> [Problem details]
Answer these questions using the passage on the oldest tree on Earth.
1. To how many million years ago does the pseudosporochnalean cladoxylopsid date?
2. About how long ago was a trunk with gymnospermous wood found attached to ferny foliage?
3. To what height did the Wattieza trees grow?

> [Excerpted passage]

Oldest tree on Earth - period!

Just days after posting about the oldest living tree on Earth, while working on educating myself about fern phylogeny, up pops references to the oldest tree on Earth, an organism that produced the first forests.

For those of you who really want to know, the tree in question is a pseudosporochnalean cladoxylopsid, a Devonian ancestor of ferns. This particular forest tree dates to 385 mya (million years ago), surpassing what was previously the oldest known tree, a progymnosperm called Archaeopteris, but a relative youngster appearing no more than 370 mya. Interestingly enough, both were discovered near Gilboa, New York in the Catskills. You may wonder how such big things as trees can escape the attention of geologists and paleobotanists, but it wasn't that these trees weren't known. They were, but the problem with fossils is that some assembly is required, if you know you have the right pieces to the puzzle.

The trunks of these forests were very well known. What wasn't know was what kind of tree they were. About 50 years ago a tree trunk with gymnospermous wood was found physically attached to a ferny foliage, the absolute evidence that these two fossils were in fact one and the same plant. And that is how progymnosperms, the ancestors of seed plants, were discovered.


Similarly the fossil trunks (Eospermatopteris) were matched up recently to smaller trunks bearing the fossil "foliage" called Wattieza. The entire tree is known by the latter name because was the first published (a principle of priority). The "foliage" is not composed of leaves, but of branches that were attached to the trunk in a helical whorl quite like the leaves of tree ferns, cycads, or palms. And now that it was known how big the trunk was, their height could be estimated, and these ancient trees grew to 8 meters. This is quite amazing because at the beginning of the Devonian (416 mya), land vegetation was no taller than knee high. And just 30 million years later, there were forests.

Forests really change things because trees are giant obstacles that alter their environment, the weather, the climate, the soil, and they make habitat for other organisms. So trees like this are responsible for transforming a barren terrestrial environment into a green Earth we would recognize. But it is hard at such a great distance to appreciate such organisms, and to that end I can think of no more fitting appreciation than a poem.

Ode to a pseudosporochnalean cladoxylopsid


I think that I shall never see
A poem lovely as a pseudosporochnalean cladoxylopsid . . . tree

A tree whose “whorled dichotomous ultimate units” . . . earn
An ancestry to the modern fern

A tree whose “photosynthetic/reproductive modules” . . . on high
Provide lowly detritivores with a food supply

A tree whose “digitally branched modules” . . . rain
Spores upon a Devonian plain.

A pseudosporochnalean cladoxylopsid that in times, post Ice Age
Is resurrected by a geology hammer’s rage

Poems are made by fools like me
But only Darwin can theorize a pseudosporochnalean cladoxylopsid . . . tree

By Robert Titus, Kaatskill Life, Winter 2007-2008.

Dataset entries:
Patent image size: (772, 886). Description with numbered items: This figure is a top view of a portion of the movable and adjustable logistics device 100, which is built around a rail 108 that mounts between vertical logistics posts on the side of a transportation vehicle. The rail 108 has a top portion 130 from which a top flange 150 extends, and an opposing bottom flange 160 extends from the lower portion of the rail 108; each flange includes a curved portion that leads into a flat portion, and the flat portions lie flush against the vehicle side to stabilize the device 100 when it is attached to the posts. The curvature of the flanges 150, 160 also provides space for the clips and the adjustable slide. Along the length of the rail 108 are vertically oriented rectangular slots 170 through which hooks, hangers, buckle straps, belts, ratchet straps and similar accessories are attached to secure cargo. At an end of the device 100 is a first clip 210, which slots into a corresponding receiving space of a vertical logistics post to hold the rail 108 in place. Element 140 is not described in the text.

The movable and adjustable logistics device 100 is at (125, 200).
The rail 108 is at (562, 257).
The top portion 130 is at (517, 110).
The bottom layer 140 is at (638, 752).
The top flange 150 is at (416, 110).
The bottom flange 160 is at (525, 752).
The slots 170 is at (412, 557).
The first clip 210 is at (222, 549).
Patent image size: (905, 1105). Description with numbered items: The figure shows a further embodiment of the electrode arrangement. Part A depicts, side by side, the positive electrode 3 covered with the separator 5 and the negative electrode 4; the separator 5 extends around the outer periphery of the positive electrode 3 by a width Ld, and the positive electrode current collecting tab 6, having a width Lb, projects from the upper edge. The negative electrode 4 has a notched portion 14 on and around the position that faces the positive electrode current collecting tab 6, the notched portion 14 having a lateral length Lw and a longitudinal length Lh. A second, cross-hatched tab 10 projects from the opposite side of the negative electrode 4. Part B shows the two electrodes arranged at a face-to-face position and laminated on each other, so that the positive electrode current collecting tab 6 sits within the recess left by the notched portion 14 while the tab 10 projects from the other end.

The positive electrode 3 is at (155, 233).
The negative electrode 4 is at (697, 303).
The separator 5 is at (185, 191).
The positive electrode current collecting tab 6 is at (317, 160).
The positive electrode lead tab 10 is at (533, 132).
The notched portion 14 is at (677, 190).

> [Written solution]
1. 385 million years ago.
2. About 50 years ago.
3. 8 meters.